— START —

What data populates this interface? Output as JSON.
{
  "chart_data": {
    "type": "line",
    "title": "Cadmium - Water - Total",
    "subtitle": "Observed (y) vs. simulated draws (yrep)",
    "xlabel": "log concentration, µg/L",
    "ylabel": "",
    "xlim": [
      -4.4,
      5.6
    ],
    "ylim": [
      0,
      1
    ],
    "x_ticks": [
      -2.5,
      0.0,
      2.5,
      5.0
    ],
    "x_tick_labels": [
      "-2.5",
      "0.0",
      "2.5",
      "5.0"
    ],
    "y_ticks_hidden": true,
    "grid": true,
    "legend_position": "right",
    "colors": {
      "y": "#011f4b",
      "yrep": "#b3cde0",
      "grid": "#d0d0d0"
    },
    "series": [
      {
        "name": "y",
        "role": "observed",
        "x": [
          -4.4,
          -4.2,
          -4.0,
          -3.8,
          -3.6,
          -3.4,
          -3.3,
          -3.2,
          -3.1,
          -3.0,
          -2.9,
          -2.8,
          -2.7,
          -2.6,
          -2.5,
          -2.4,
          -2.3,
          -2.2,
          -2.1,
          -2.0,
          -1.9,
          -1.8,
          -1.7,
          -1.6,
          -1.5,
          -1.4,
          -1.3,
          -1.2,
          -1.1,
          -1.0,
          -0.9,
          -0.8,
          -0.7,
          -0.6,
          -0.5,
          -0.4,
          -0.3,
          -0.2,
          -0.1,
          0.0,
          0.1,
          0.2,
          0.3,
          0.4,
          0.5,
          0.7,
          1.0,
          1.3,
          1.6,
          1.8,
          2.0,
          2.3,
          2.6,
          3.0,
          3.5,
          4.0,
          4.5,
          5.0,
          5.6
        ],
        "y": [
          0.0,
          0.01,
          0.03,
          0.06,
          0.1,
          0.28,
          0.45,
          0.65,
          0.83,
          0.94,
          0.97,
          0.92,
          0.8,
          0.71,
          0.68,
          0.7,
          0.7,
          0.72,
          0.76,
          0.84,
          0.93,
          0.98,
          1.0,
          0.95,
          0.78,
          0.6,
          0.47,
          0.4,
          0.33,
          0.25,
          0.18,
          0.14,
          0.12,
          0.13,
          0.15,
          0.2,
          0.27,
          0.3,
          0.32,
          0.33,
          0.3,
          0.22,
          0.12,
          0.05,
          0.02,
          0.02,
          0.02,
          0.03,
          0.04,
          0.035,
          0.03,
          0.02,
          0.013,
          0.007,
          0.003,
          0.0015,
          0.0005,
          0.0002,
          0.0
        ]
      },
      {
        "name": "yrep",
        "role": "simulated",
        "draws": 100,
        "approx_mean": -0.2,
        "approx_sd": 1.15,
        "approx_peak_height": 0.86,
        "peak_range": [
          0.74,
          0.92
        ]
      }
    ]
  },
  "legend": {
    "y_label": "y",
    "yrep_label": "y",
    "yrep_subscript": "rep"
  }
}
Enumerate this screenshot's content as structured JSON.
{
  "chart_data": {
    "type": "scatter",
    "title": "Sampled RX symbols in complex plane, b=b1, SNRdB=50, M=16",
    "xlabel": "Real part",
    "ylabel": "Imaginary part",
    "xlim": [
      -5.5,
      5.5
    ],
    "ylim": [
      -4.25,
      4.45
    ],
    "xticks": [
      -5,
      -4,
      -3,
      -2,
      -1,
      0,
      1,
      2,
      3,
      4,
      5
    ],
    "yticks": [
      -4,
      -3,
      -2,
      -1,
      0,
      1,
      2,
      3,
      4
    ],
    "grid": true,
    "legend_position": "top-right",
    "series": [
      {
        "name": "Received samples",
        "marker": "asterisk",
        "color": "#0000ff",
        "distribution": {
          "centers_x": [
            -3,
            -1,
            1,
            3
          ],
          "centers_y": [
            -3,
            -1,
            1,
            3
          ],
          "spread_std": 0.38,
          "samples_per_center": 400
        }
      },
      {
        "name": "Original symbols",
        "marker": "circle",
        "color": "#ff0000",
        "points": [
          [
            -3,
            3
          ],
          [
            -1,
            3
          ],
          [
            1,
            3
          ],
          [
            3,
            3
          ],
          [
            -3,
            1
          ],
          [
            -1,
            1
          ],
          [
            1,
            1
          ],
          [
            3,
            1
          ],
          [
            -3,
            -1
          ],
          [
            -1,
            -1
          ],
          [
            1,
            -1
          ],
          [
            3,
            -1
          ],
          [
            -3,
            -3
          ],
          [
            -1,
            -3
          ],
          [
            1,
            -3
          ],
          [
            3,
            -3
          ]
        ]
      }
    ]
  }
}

— END —

→ **Exercise requirements**:
Repeat all of the records above exactly as they appear.

→ **Full solution**:
What data populates this interface? Output as JSON.
{
  "chart_data": {
    "type": "line",
    "title": "Cadmium - Water - Total",
    "subtitle": "Observed (y) vs. simulated draws (yrep)",
    "xlabel": "log concentration, µg/L",
    "ylabel": "",
    "xlim": [
      -4.4,
      5.6
    ],
    "ylim": [
      0,
      1
    ],
    "x_ticks": [
      -2.5,
      0.0,
      2.5,
      5.0
    ],
    "x_tick_labels": [
      "-2.5",
      "0.0",
      "2.5",
      "5.0"
    ],
    "y_ticks_hidden": true,
    "grid": true,
    "legend_position": "right",
    "colors": {
      "y": "#011f4b",
      "yrep": "#b3cde0",
      "grid": "#d0d0d0"
    },
    "series": [
      {
        "name": "y",
        "role": "observed",
        "x": [
          -4.4,
          -4.2,
          -4.0,
          -3.8,
          -3.6,
          -3.4,
          -3.3,
          -3.2,
          -3.1,
          -3.0,
          -2.9,
          -2.8,
          -2.7,
          -2.6,
          -2.5,
          -2.4,
          -2.3,
          -2.2,
          -2.1,
          -2.0,
          -1.9,
          -1.8,
          -1.7,
          -1.6,
          -1.5,
          -1.4,
          -1.3,
          -1.2,
          -1.1,
          -1.0,
          -0.9,
          -0.8,
          -0.7,
          -0.6,
          -0.5,
          -0.4,
          -0.3,
          -0.2,
          -0.1,
          0.0,
          0.1,
          0.2,
          0.3,
          0.4,
          0.5,
          0.7,
          1.0,
          1.3,
          1.6,
          1.8,
          2.0,
          2.3,
          2.6,
          3.0,
          3.5,
          4.0,
          4.5,
          5.0,
          5.6
        ],
        "y": [
          0.0,
          0.01,
          0.03,
          0.06,
          0.1,
          0.28,
          0.45,
          0.65,
          0.83,
          0.94,
          0.97,
          0.92,
          0.8,
          0.71,
          0.68,
          0.7,
          0.7,
          0.72,
          0.76,
          0.84,
          0.93,
          0.98,
          1.0,
          0.95,
          0.78,
          0.6,
          0.47,
          0.4,
          0.33,
          0.25,
          0.18,
          0.14,
          0.12,
          0.13,
          0.15,
          0.2,
          0.27,
          0.3,
          0.32,
          0.33,
          0.3,
          0.22,
          0.12,
          0.05,
          0.02,
          0.02,
          0.02,
          0.03,
          0.04,
          0.035,
          0.03,
          0.02,
          0.013,
          0.007,
          0.003,
          0.0015,
          0.0005,
          0.0002,
          0.0
        ]
      },
      {
        "name": "yrep",
        "role": "simulated",
        "draws": 100,
        "approx_mean": -0.2,
        "approx_sd": 1.15,
        "approx_peak_height": 0.86,
        "peak_range": [
          0.74,
          0.92
        ]
      }
    ]
  },
  "legend": {
    "y_label": "y",
    "yrep_label": "y",
    "yrep_subscript": "rep"
  }
}
Enumerate this screenshot's content as structured JSON.
{
  "chart_data": {
    "type": "scatter",
    "title": "Sampled RX symbols in complex plane, b=b1, SNRdB=50, M=16",
    "xlabel": "Real part",
    "ylabel": "Imaginary part",
    "xlim": [
      -5.5,
      5.5
    ],
    "ylim": [
      -4.25,
      4.45
    ],
    "xticks": [
      -5,
      -4,
      -3,
      -2,
      -1,
      0,
      1,
      2,
      3,
      4,
      5
    ],
    "yticks": [
      -4,
      -3,
      -2,
      -1,
      0,
      1,
      2,
      3,
      4
    ],
    "grid": true,
    "legend_position": "top-right",
    "series": [
      {
        "name": "Received samples",
        "marker": "asterisk",
        "color": "#0000ff",
        "distribution": {
          "centers_x": [
            -3,
            -1,
            1,
            3
          ],
          "centers_y": [
            -3,
            -1,
            1,
            3
          ],
          "spread_std": 0.38,
          "samples_per_center": 400
        }
      },
      {
        "name": "Original symbols",
        "marker": "circle",
        "color": "#ff0000",
        "points": [
          [
            -3,
            3
          ],
          [
            -1,
            3
          ],
          [
            1,
            3
          ],
          [
            3,
            3
          ],
          [
            -3,
            1
          ],
          [
            -1,
            1
          ],
          [
            1,
            1
          ],
          [
            3,
            1
          ],
          [
            -3,
            -1
          ],
          [
            -1,
            -1
          ],
          [
            1,
            -1
          ],
          [
            3,
            -1
          ],
          [
            -3,
            -3
          ],
          [
            -1,
            -3
          ],
          [
            1,
            -3
          ],
          [
            3,
            -3
          ]
        ]
      }
    ]
  }
}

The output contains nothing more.